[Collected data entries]

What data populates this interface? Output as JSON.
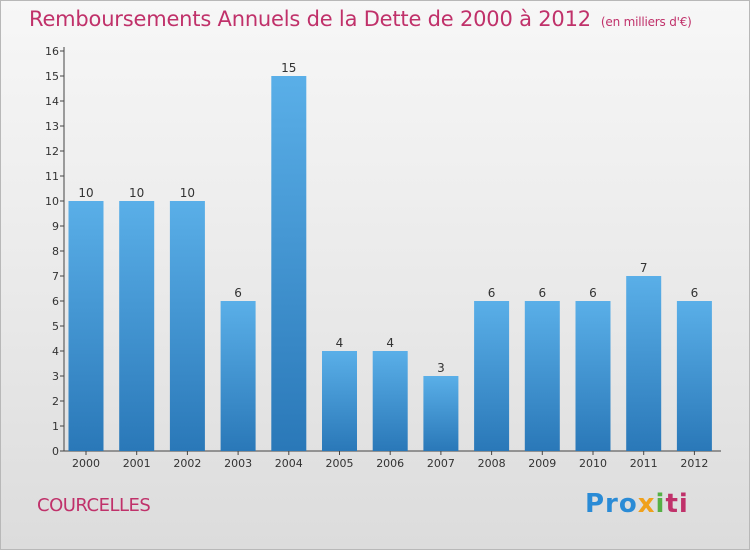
{
  "header": {
    "title": "Remboursements Annuels de la Dette de 2000 à 2012",
    "unit": "(en milliers d'€)"
  },
  "footer": {
    "town": "COURCELLES",
    "logo": "Proxiti"
  },
  "colors": {
    "title": "#c0316a",
    "bar_top": "#5aafe8",
    "bar_bottom": "#2a78b8"
  },
  "chart_data": {
    "type": "bar",
    "categories": [
      "2000",
      "2001",
      "2002",
      "2003",
      "2004",
      "2005",
      "2006",
      "2007",
      "2008",
      "2009",
      "2010",
      "2011",
      "2012"
    ],
    "values": [
      10,
      10,
      10,
      6,
      15,
      4,
      4,
      3,
      6,
      6,
      6,
      7,
      6
    ],
    "ylim": [
      0,
      16
    ],
    "yticks": [
      0,
      1,
      2,
      3,
      4,
      5,
      6,
      7,
      8,
      9,
      10,
      11,
      12,
      13,
      14,
      15,
      16
    ],
    "grid": false,
    "data_labels": true
  }
}
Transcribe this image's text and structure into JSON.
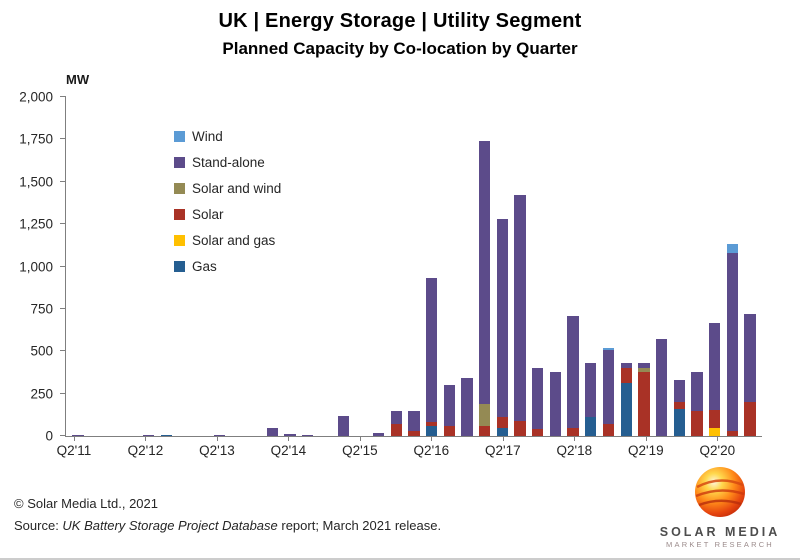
{
  "header": {
    "title": "UK | Energy Storage | Utility Segment",
    "subtitle": "Planned Capacity by Co-location by Quarter"
  },
  "chart_data": {
    "type": "bar",
    "stacked": true,
    "unit_label": "MW",
    "ylim": [
      0,
      2000
    ],
    "grid": false,
    "legend_position": "inside-top-left",
    "ytick_values": [
      0,
      250,
      500,
      750,
      1000,
      1250,
      1500,
      1750,
      2000
    ],
    "ytick_labels": [
      "0",
      "250",
      "500",
      "750",
      "1,000",
      "1,250",
      "1,500",
      "1,750",
      "2,000"
    ],
    "quarters": [
      "Q2'11",
      "Q3'11",
      "Q4'11",
      "Q1'12",
      "Q2'12",
      "Q3'12",
      "Q4'12",
      "Q1'13",
      "Q2'13",
      "Q3'13",
      "Q4'13",
      "Q1'14",
      "Q2'14",
      "Q3'14",
      "Q4'14",
      "Q1'15",
      "Q2'15",
      "Q3'15",
      "Q4'15",
      "Q1'16",
      "Q2'16",
      "Q3'16",
      "Q4'16",
      "Q1'17",
      "Q2'17",
      "Q3'17",
      "Q4'17",
      "Q1'18",
      "Q2'18",
      "Q3'18",
      "Q4'18",
      "Q1'19",
      "Q2'19",
      "Q3'19",
      "Q4'19",
      "Q1'20",
      "Q2'20",
      "Q3'20",
      "Q4'20"
    ],
    "xticks": [
      {
        "i": 0,
        "label": "Q2'11"
      },
      {
        "i": 4,
        "label": "Q2'12"
      },
      {
        "i": 8,
        "label": "Q2'13"
      },
      {
        "i": 12,
        "label": "Q2'14"
      },
      {
        "i": 16,
        "label": "Q2'15"
      },
      {
        "i": 20,
        "label": "Q2'16"
      },
      {
        "i": 24,
        "label": "Q2'17"
      },
      {
        "i": 28,
        "label": "Q2'18"
      },
      {
        "i": 32,
        "label": "Q2'19"
      },
      {
        "i": 36,
        "label": "Q2'20"
      }
    ],
    "series": [
      {
        "name": "Gas",
        "color": "#255E91",
        "values": [
          0,
          0,
          0,
          0,
          0,
          8,
          0,
          0,
          0,
          0,
          0,
          0,
          0,
          0,
          0,
          0,
          0,
          0,
          0,
          0,
          60,
          0,
          0,
          0,
          50,
          0,
          0,
          0,
          0,
          110,
          0,
          310,
          0,
          0,
          160,
          0,
          0,
          0,
          0
        ]
      },
      {
        "name": "Solar and gas",
        "color": "#FFC000",
        "values": [
          0,
          0,
          0,
          0,
          0,
          0,
          0,
          0,
          0,
          0,
          0,
          0,
          0,
          0,
          0,
          0,
          0,
          0,
          0,
          0,
          0,
          0,
          0,
          0,
          0,
          0,
          0,
          0,
          0,
          0,
          0,
          0,
          0,
          0,
          0,
          0,
          45,
          0,
          0
        ]
      },
      {
        "name": "Solar",
        "color": "#A93226",
        "values": [
          0,
          0,
          0,
          0,
          0,
          0,
          0,
          0,
          0,
          0,
          0,
          0,
          0,
          0,
          0,
          0,
          0,
          0,
          70,
          30,
          20,
          60,
          0,
          60,
          60,
          90,
          40,
          0,
          50,
          0,
          70,
          90,
          380,
          0,
          40,
          150,
          110,
          30,
          200
        ]
      },
      {
        "name": "Solar and wind",
        "color": "#948A54",
        "values": [
          0,
          0,
          0,
          0,
          0,
          0,
          0,
          0,
          0,
          0,
          0,
          0,
          0,
          0,
          0,
          0,
          0,
          0,
          0,
          0,
          0,
          0,
          0,
          130,
          0,
          0,
          0,
          0,
          0,
          0,
          0,
          0,
          20,
          0,
          0,
          0,
          0,
          0,
          0
        ]
      },
      {
        "name": "Stand-alone",
        "color": "#5C4B8A",
        "values": [
          5,
          0,
          0,
          0,
          3,
          0,
          0,
          0,
          3,
          0,
          0,
          48,
          10,
          8,
          0,
          118,
          0,
          18,
          75,
          120,
          850,
          240,
          340,
          1550,
          1170,
          1330,
          360,
          380,
          660,
          320,
          440,
          30,
          30,
          570,
          130,
          230,
          510,
          1050,
          520
        ]
      },
      {
        "name": "Wind",
        "color": "#5B9BD5",
        "values": [
          0,
          0,
          0,
          0,
          0,
          0,
          0,
          0,
          0,
          0,
          0,
          0,
          0,
          0,
          0,
          0,
          0,
          0,
          0,
          0,
          0,
          0,
          0,
          0,
          0,
          0,
          0,
          0,
          0,
          0,
          10,
          0,
          0,
          0,
          0,
          0,
          0,
          50,
          0
        ]
      }
    ]
  },
  "footer": {
    "copyright": "© Solar Media Ltd., 2021",
    "source_prefix": "Source: ",
    "source_italic": "UK Battery Storage Project Database",
    "source_suffix": " report; March 2021 release.",
    "logo_line1": "SOLAR MEDIA",
    "logo_line2": "MARKET RESEARCH"
  }
}
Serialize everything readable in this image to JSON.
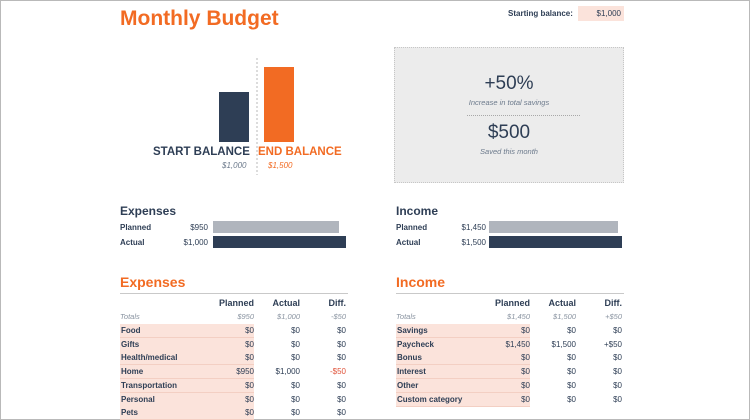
{
  "title": "Monthly Budget",
  "starting_balance": {
    "label": "Starting balance:",
    "value": "$1,000"
  },
  "chart_data": {
    "type": "bar",
    "categories": [
      "START BALANCE",
      "END BALANCE"
    ],
    "values": [
      1000,
      1500
    ],
    "value_labels": [
      "$1,000",
      "$1,500"
    ],
    "colors": [
      "#2e3e55",
      "#f26b23"
    ],
    "ylim": [
      0,
      1500
    ],
    "grid": false
  },
  "summary": {
    "percent": "+50%",
    "percent_caption": "Increase in total savings",
    "saved": "$500",
    "saved_caption": "Saved this month"
  },
  "planned_actual": {
    "expenses": {
      "heading": "Expenses",
      "planned_label": "Planned",
      "planned_value": "$950",
      "planned_fraction": 0.95,
      "actual_label": "Actual",
      "actual_value": "$1,000",
      "actual_fraction": 1.0
    },
    "income": {
      "heading": "Income",
      "planned_label": "Planned",
      "planned_value": "$1,450",
      "planned_fraction": 0.967,
      "actual_label": "Actual",
      "actual_value": "$1,500",
      "actual_fraction": 1.0
    }
  },
  "expenses_table": {
    "title": "Expenses",
    "headers": [
      "",
      "Planned",
      "Actual",
      "Diff."
    ],
    "totals": [
      "Totals",
      "$950",
      "$1,000",
      "-$50"
    ],
    "rows": [
      [
        "Food",
        "$0",
        "$0",
        "$0"
      ],
      [
        "Gifts",
        "$0",
        "$0",
        "$0"
      ],
      [
        "Health/medical",
        "$0",
        "$0",
        "$0"
      ],
      [
        "Home",
        "$950",
        "$1,000",
        "-$50"
      ],
      [
        "Transportation",
        "$0",
        "$0",
        "$0"
      ],
      [
        "Personal",
        "$0",
        "$0",
        "$0"
      ],
      [
        "Pets",
        "$0",
        "$0",
        "$0"
      ]
    ]
  },
  "income_table": {
    "title": "Income",
    "headers": [
      "",
      "Planned",
      "Actual",
      "Diff."
    ],
    "totals": [
      "Totals",
      "$1,450",
      "$1,500",
      "+$50"
    ],
    "rows": [
      [
        "Savings",
        "$0",
        "$0",
        "$0"
      ],
      [
        "Paycheck",
        "$1,450",
        "$1,500",
        "+$50"
      ],
      [
        "Bonus",
        "$0",
        "$0",
        "$0"
      ],
      [
        "Interest",
        "$0",
        "$0",
        "$0"
      ],
      [
        "Other",
        "$0",
        "$0",
        "$0"
      ],
      [
        "Custom category",
        "$0",
        "$0",
        "$0"
      ]
    ]
  }
}
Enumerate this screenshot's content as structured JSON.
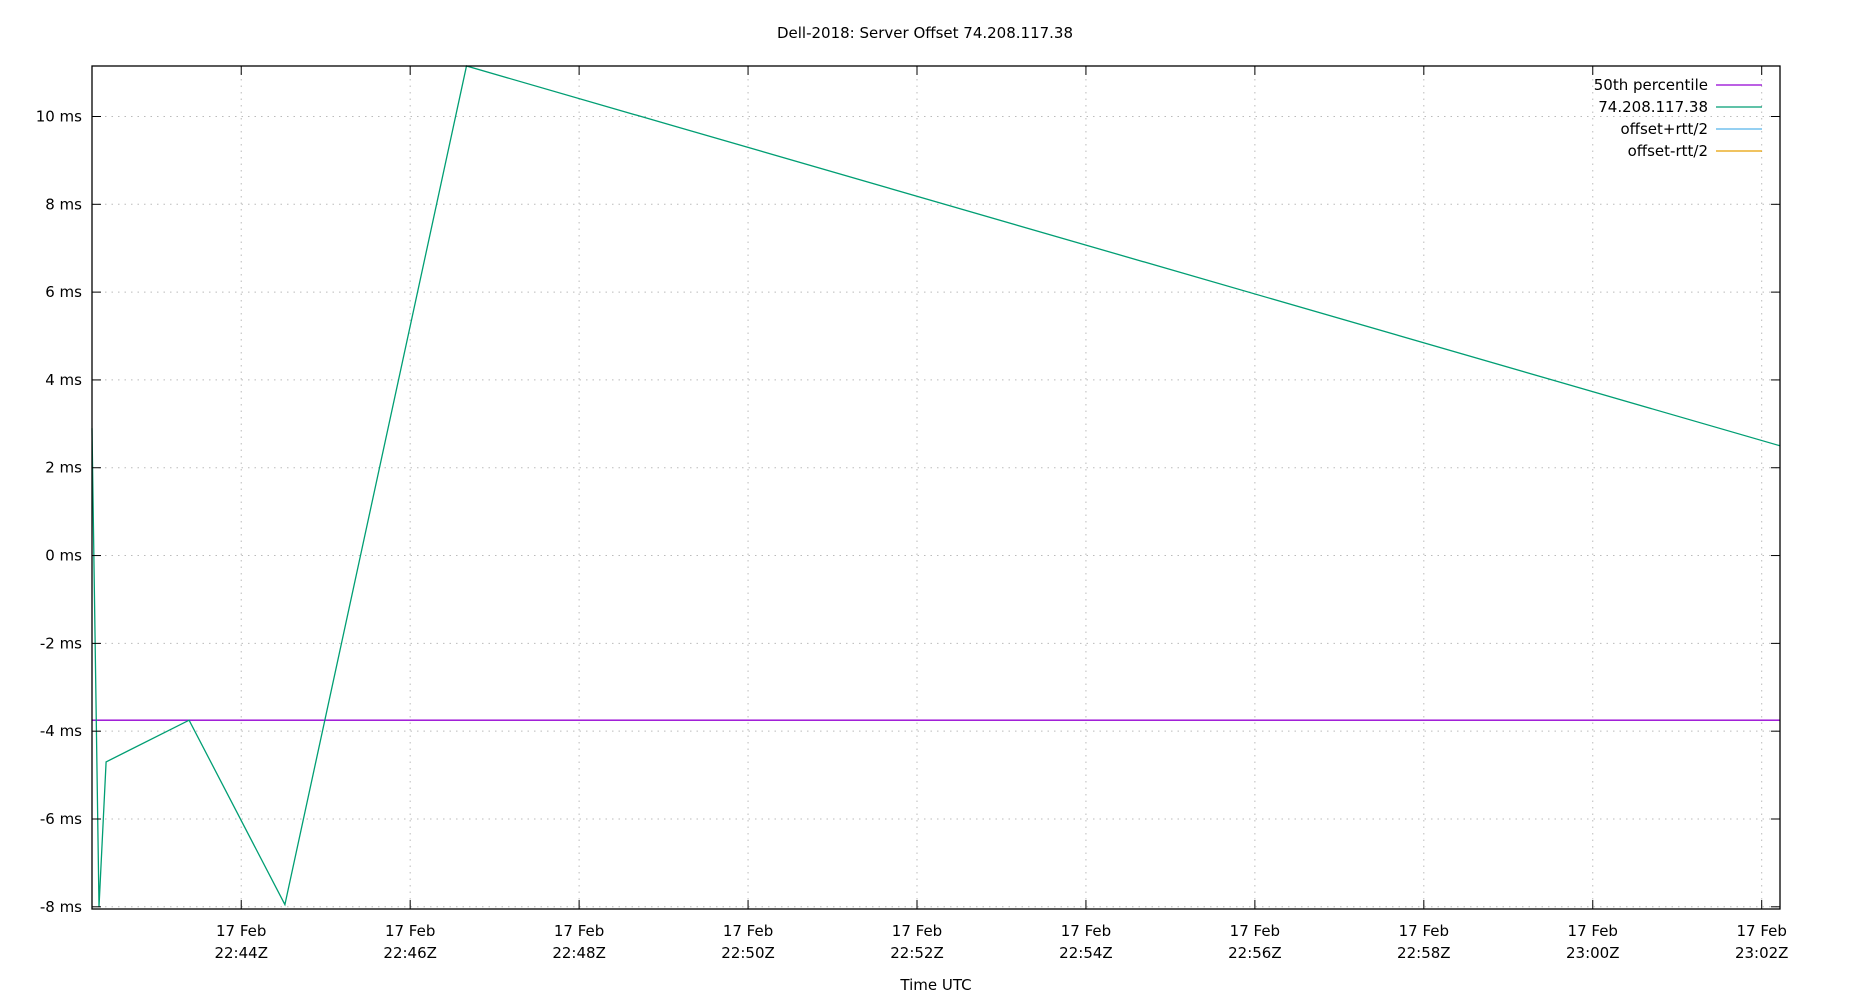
{
  "chart_data": {
    "type": "line",
    "title": "Dell-2018: Server Offset 74.208.117.38",
    "xlabel": "Time UTC",
    "ylabel": "",
    "xlim": [
      "22:42:14",
      "23:02:13"
    ],
    "ylim": [
      -8.05,
      11.15
    ],
    "grid": true,
    "legend_position": "top-right",
    "y_ticks": [
      {
        "value": -8,
        "label": "-8 ms"
      },
      {
        "value": -6,
        "label": "-6 ms"
      },
      {
        "value": -4,
        "label": "-4 ms"
      },
      {
        "value": -2,
        "label": "-2 ms"
      },
      {
        "value": 0,
        "label": "0 ms"
      },
      {
        "value": 2,
        "label": "2 ms"
      },
      {
        "value": 4,
        "label": "4 ms"
      },
      {
        "value": 6,
        "label": "6 ms"
      },
      {
        "value": 8,
        "label": "8 ms"
      },
      {
        "value": 10,
        "label": "10 ms"
      }
    ],
    "x_ticks": [
      {
        "value": "22:44:00",
        "date": "17 Feb",
        "time": "22:44Z"
      },
      {
        "value": "22:46:00",
        "date": "17 Feb",
        "time": "22:46Z"
      },
      {
        "value": "22:48:00",
        "date": "17 Feb",
        "time": "22:48Z"
      },
      {
        "value": "22:50:00",
        "date": "17 Feb",
        "time": "22:50Z"
      },
      {
        "value": "22:52:00",
        "date": "17 Feb",
        "time": "22:52Z"
      },
      {
        "value": "22:54:00",
        "date": "17 Feb",
        "time": "22:54Z"
      },
      {
        "value": "22:56:00",
        "date": "17 Feb",
        "time": "22:56Z"
      },
      {
        "value": "22:58:00",
        "date": "17 Feb",
        "time": "22:58Z"
      },
      {
        "value": "23:00:00",
        "date": "17 Feb",
        "time": "23:00Z"
      },
      {
        "value": "23:02:00",
        "date": "17 Feb",
        "time": "23:02Z"
      }
    ],
    "series": [
      {
        "name": "50th percentile",
        "color": "#9400d3",
        "x": [
          "22:42:14",
          "23:02:13"
        ],
        "y": [
          -3.75,
          -3.75
        ]
      },
      {
        "name": "74.208.117.38",
        "color": "#009e73",
        "x": [
          "22:42:14",
          "22:42:19",
          "22:42:24",
          "22:43:23",
          "22:44:31",
          "22:46:40",
          "23:02:13"
        ],
        "y": [
          2.9,
          -8.0,
          -4.7,
          -3.75,
          -7.95,
          11.15,
          2.5
        ]
      },
      {
        "name": "offset+rtt/2",
        "color": "#56b4e9",
        "x": [],
        "y": []
      },
      {
        "name": "offset-rtt/2",
        "color": "#e69f00",
        "x": [],
        "y": []
      }
    ]
  }
}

> [STATED GOAL]:
Within the material above, find the lines that contain the word "name"; copy them.

> [SOLUTION FOR THIS EXERCISE]:
        "name": "Gas",
        "name": "Solar and gas",
        "name": "Solar",
        "name": "Solar and wind",
        "name": "Stand-alone",
        "name": "Wind",
        "name": "50th percentile",
        "name": "74.208.117.38",
        "name": "offset+rtt/2",
        "name": "offset-rtt/2",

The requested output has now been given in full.